> REQUEST: Recast each line of the data as one string in a JSON list, skipping any blank lines.

------------

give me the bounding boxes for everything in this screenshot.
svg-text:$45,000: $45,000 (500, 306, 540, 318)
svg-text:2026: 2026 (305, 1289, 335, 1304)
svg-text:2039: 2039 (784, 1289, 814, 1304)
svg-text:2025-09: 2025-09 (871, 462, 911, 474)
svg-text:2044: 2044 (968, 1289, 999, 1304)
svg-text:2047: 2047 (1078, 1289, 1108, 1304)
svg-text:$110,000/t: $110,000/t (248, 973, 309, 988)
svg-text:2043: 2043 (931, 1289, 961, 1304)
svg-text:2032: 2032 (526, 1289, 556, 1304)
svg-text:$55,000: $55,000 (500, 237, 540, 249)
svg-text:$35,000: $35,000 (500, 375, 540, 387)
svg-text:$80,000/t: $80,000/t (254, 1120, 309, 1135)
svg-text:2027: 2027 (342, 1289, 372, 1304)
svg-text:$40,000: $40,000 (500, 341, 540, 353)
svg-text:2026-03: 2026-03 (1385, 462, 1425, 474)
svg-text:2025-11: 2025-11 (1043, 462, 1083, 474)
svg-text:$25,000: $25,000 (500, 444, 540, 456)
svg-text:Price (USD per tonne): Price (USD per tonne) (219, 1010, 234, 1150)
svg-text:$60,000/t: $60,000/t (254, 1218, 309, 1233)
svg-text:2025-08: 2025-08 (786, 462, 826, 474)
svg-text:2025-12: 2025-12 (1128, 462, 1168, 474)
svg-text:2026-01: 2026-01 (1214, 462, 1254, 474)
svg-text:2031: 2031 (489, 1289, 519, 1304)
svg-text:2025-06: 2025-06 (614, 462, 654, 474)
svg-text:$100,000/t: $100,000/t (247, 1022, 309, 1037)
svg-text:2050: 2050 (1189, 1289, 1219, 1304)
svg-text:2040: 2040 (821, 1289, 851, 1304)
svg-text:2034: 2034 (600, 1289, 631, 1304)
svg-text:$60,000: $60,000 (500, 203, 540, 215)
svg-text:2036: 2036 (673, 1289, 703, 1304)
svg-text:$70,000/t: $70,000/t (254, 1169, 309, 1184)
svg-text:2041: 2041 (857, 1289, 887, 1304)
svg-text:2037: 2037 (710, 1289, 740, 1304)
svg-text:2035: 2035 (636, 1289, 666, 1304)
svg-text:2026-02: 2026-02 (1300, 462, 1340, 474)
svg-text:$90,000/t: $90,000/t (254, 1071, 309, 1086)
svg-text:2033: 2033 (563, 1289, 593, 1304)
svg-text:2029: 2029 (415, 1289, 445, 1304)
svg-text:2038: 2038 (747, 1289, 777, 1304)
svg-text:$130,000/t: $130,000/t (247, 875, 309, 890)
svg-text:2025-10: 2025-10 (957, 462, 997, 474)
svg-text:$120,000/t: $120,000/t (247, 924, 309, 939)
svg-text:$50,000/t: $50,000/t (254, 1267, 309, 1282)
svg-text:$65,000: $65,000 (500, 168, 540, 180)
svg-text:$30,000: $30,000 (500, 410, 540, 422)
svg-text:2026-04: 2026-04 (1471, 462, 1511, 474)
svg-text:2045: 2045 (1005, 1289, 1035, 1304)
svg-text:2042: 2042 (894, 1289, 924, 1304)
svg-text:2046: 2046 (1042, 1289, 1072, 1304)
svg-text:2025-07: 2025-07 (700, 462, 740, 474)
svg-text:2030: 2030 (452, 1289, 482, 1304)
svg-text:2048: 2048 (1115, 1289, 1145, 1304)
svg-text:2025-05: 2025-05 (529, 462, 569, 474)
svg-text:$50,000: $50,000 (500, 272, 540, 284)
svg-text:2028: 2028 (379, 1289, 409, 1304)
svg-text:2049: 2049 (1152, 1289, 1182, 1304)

------------

> ANSWER TO THE PROBLEM:
[
  "give me the bounding boxes for everything in this screenshot.",
  "svg-text:$45,000: $45,000 (500, 306, 540, 318)",
  "svg-text:2026: 2026 (305, 1289, 335, 1304)",
  "svg-text:2039: 2039 (784, 1289, 814, 1304)",
  "svg-text:2025-09: 2025-09 (871, 462, 911, 474)",
  "svg-text:2044: 2044 (968, 1289, 999, 1304)",
  "svg-text:2047: 2047 (1078, 1289, 1108, 1304)",
  "svg-text:$110,000/t: $110,000/t (248, 973, 309, 988)",
  "svg-text:2043: 2043 (931, 1289, 961, 1304)",
  "svg-text:2032: 2032 (526, 1289, 556, 1304)",
  "svg-text:$55,000: $55,000 (500, 237, 540, 249)",
  "svg-text:$35,000: $35,000 (500, 375, 540, 387)",
  "svg-text:$80,000/t: $80,000/t (254, 1120, 309, 1135)",
  "svg-text:2027: 2027 (342, 1289, 372, 1304)",
  "svg-text:$40,000: $40,000 (500, 341, 540, 353)",
  "svg-text:2026-03: 2026-03 (1385, 462, 1425, 474)",
  "svg-text:2025-11: 2025-11 (1043, 462, 1083, 474)",
  "svg-text:$25,000: $25,000 (500, 444, 540, 456)",
  "svg-text:Price (USD per tonne): Price (USD per tonne) (219, 1010, 234, 1150)",
  "svg-text:$60,000/t: $60,000/t (254, 1218, 309, 1233)",
  "svg-text:2025-08: 2025-08 (786, 462, 826, 474)",
  "svg-text:2025-12: 2025-12 (1128, 462, 1168, 474)",
  "svg-text:2026-01: 2026-01 (1214, 462, 1254, 474)",
  "svg-text:2031: 2031 (489, 1289, 519, 1304)",
  "svg-text:2025-06: 2025-06 (614, 462, 654, 474)",
  "svg-text:$100,000/t: $100,000/t (247, 1022, 309, 1037)",
  "svg-text:2050: 2050 (1189, 1289, 1219, 1304)",
  "svg-text:2040: 2040 (821, 1289, 851, 1304)",
  "svg-text:2034: 2034 (600, 1289, 631, 1304)",
  "svg-text:$60,000: $60,000 (500, 203, 540, 215)",
  "svg-text:2036: 2036 (673, 1289, 703, 1304)",
  "svg-text:$70,000/t: $70,000/t (254, 1169, 309, 1184)",
  "svg-text:2041: 2041 (857, 1289, 887, 1304)",
  "svg-text:2037: 2037 (710, 1289, 740, 1304)",
  "svg-text:2035: 2035 (636, 1289, 666, 1304)",
  "svg-text:2026-02: 2026-02 (1300, 462, 1340, 474)",
  "svg-text:$90,000/t: $90,000/t (254, 1071, 309, 1086)",
  "svg-text:2033: 2033 (563, 1289, 593, 1304)",
  "svg-text:2029: 2029 (415, 1289, 445, 1304)",
  "svg-text:2038: 2038 (747, 1289, 777, 1304)",
  "svg-text:$130,000/t: $130,000/t (247, 875, 309, 890)",
  "svg-text:2025-10: 2025-10 (957, 462, 997, 474)",
  "svg-text:$120,000/t: $120,000/t (247, 924, 309, 939)",
  "svg-text:$50,000/t: $50,000/t (254, 1267, 309, 1282)",
  "svg-text:$65,000: $65,000 (500, 168, 540, 180)",
  "svg-text:$30,000: $30,000 (500, 410, 540, 422)",
  "svg-text:2026-04: 2026-04 (1471, 462, 1511, 474)",
  "svg-text:2045: 2045 (1005, 1289, 1035, 1304)",
  "svg-text:2042: 2042 (894, 1289, 924, 1304)",
  "svg-text:2046: 2046 (1042, 1289, 1072, 1304)",
  "svg-text:2025-07: 2025-07 (700, 462, 740, 474)",
  "svg-text:2030: 2030 (452, 1289, 482, 1304)",
  "svg-text:2048: 2048 (1115, 1289, 1145, 1304)",
  "svg-text:2025-05: 2025-05 (529, 462, 569, 474)",
  "svg-text:$50,000: $50,000 (500, 272, 540, 284)",
  "svg-text:2028: 2028 (379, 1289, 409, 1304)",
  "svg-text:2049: 2049 (1152, 1289, 1182, 1304)"
]